## Given records

◇ ◇ ◇

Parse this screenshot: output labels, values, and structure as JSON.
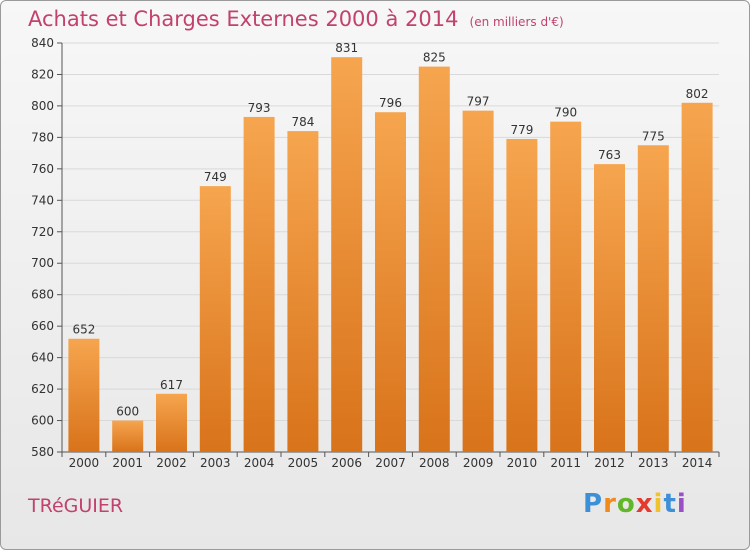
{
  "title": "Achats et Charges Externes 2000 à 2014",
  "unit_note": "(en milliers d'€)",
  "city": "TRéGUIER",
  "logo": [
    "P",
    "r",
    "o",
    "x",
    "i",
    "t",
    "i"
  ],
  "colors": {
    "bar_top": "#f6a54f",
    "bar_bottom": "#d8731a",
    "title": "#c2416e",
    "grid": "#d9d9d9"
  },
  "chart_data": {
    "type": "bar",
    "categories": [
      "2000",
      "2001",
      "2002",
      "2003",
      "2004",
      "2005",
      "2006",
      "2007",
      "2008",
      "2009",
      "2010",
      "2011",
      "2012",
      "2013",
      "2014"
    ],
    "values": [
      652,
      600,
      617,
      749,
      793,
      784,
      831,
      796,
      825,
      797,
      779,
      790,
      763,
      775,
      802
    ],
    "ylim": [
      580,
      840
    ],
    "yticks": [
      580,
      600,
      620,
      640,
      660,
      680,
      700,
      720,
      740,
      760,
      780,
      800,
      820,
      840
    ],
    "grid": true,
    "title": "Achats et Charges Externes 2000 à 2014",
    "xlabel": "",
    "ylabel": ""
  }
}
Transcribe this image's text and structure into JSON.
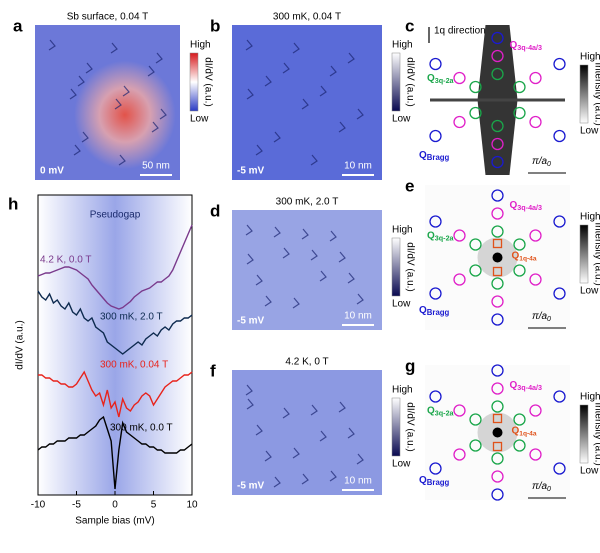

◇ ◇ ◇

Which lines in the records above contain the string "JSON"? Copy each one.

Parse this screenshot: output labels, values, and structure as JSON.
Transcribe this image's text and structure into JSON.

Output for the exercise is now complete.